*BRIEF:*
Which lines of the records contain "from"? Collect every one of them.

SUPPLIED DATA Start Marker

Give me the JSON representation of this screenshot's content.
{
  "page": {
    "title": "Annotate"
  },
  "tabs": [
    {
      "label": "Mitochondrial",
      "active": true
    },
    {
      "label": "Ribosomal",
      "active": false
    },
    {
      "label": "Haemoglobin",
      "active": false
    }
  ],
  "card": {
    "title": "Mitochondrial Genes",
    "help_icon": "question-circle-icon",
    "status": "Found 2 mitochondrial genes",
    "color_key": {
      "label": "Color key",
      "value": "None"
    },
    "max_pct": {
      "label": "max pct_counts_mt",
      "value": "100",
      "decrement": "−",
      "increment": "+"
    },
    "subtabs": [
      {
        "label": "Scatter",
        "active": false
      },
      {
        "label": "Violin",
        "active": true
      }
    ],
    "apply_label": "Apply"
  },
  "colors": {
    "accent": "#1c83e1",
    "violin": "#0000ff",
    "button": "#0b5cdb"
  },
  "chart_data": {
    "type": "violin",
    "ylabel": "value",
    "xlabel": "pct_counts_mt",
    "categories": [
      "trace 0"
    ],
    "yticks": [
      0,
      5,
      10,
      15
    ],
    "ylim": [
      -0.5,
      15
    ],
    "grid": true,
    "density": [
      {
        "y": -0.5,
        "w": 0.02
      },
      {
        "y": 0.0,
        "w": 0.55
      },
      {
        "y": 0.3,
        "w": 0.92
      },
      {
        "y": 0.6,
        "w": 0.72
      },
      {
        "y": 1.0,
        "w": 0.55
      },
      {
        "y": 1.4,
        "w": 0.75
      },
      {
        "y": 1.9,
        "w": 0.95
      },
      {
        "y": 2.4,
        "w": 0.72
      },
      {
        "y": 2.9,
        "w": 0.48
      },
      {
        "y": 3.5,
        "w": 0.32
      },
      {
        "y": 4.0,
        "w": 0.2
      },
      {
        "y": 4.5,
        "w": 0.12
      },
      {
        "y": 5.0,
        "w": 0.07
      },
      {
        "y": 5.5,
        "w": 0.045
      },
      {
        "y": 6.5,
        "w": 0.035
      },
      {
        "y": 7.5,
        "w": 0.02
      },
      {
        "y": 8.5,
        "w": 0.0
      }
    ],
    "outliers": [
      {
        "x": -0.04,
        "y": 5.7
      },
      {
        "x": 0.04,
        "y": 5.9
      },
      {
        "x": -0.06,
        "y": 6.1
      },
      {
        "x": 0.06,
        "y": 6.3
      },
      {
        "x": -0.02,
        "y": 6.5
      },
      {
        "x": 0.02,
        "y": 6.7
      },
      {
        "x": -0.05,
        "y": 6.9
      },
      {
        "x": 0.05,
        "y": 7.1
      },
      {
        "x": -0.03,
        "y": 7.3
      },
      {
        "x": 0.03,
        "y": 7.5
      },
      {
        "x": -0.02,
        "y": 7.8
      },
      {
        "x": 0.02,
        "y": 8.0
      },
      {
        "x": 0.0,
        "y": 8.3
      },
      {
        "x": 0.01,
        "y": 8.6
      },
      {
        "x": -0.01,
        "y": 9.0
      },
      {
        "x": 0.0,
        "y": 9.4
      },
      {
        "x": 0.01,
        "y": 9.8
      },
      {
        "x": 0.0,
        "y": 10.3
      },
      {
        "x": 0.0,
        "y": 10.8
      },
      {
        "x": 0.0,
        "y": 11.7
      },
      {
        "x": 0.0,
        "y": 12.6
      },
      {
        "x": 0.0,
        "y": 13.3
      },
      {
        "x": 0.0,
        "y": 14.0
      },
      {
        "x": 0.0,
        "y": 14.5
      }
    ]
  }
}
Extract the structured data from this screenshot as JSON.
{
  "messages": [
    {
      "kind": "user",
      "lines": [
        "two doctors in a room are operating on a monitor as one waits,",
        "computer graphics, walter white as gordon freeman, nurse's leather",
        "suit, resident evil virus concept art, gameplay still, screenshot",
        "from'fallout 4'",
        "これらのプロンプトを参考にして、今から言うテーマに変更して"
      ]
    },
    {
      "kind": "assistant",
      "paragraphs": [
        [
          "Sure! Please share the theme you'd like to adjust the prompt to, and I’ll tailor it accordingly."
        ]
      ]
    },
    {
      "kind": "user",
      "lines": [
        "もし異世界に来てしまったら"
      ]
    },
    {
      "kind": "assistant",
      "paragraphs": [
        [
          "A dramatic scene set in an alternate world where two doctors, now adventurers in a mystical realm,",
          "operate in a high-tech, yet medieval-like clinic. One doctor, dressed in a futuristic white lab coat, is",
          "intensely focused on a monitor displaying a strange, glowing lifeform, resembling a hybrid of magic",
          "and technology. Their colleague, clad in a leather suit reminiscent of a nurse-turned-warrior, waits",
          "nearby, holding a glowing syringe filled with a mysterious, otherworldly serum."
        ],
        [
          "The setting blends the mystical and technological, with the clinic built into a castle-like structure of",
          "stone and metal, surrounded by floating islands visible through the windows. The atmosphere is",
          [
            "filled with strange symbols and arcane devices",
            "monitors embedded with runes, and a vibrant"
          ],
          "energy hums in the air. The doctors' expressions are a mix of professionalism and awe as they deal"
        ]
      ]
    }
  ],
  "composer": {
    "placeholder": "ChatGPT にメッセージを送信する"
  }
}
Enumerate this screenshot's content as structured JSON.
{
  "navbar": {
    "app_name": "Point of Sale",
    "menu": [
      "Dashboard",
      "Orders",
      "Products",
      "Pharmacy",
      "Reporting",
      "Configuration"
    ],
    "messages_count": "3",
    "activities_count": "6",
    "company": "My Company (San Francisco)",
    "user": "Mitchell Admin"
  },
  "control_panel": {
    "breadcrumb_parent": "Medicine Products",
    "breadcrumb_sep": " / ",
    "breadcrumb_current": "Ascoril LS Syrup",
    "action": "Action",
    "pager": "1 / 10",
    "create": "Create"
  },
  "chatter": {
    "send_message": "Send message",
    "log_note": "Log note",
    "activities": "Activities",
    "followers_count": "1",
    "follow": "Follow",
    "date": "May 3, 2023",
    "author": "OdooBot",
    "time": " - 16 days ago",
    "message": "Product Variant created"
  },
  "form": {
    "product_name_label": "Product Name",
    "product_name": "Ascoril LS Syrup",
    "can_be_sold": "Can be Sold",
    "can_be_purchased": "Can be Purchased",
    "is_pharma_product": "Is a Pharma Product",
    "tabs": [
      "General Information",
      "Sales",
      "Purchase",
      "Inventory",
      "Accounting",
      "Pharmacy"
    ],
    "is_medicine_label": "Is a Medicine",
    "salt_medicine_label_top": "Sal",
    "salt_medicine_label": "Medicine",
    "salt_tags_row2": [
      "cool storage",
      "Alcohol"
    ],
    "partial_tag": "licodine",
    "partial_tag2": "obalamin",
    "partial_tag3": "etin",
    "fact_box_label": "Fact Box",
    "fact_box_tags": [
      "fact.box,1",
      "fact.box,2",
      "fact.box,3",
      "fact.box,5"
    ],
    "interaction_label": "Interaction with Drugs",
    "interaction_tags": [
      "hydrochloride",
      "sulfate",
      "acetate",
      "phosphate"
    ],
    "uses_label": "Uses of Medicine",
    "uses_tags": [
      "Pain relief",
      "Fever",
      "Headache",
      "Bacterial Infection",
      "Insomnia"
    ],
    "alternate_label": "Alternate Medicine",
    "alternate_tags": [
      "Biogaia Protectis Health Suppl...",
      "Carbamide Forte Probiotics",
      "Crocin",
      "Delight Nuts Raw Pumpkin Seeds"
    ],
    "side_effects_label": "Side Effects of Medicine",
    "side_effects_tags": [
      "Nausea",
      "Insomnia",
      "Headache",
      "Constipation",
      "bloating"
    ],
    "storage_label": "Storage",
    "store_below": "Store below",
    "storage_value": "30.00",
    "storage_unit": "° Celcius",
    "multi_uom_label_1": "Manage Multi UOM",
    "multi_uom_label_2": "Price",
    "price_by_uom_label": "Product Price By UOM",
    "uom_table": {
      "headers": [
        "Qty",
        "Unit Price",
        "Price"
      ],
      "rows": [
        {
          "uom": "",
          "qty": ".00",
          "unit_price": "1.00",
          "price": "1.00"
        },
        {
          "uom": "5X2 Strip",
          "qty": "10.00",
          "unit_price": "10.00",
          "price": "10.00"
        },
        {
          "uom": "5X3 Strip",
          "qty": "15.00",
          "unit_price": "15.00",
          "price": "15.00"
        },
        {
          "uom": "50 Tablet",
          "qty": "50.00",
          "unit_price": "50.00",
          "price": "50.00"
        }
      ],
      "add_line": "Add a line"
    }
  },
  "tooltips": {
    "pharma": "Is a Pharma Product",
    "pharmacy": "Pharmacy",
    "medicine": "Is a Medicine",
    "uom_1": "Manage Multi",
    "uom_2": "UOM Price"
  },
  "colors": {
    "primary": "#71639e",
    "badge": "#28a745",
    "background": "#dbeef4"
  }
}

SUPPLIED DATA End Marker

*PROBLEM SOLUTION:*
Extract the structured data from this screenshot as JSON.
        "from'fallout 4'",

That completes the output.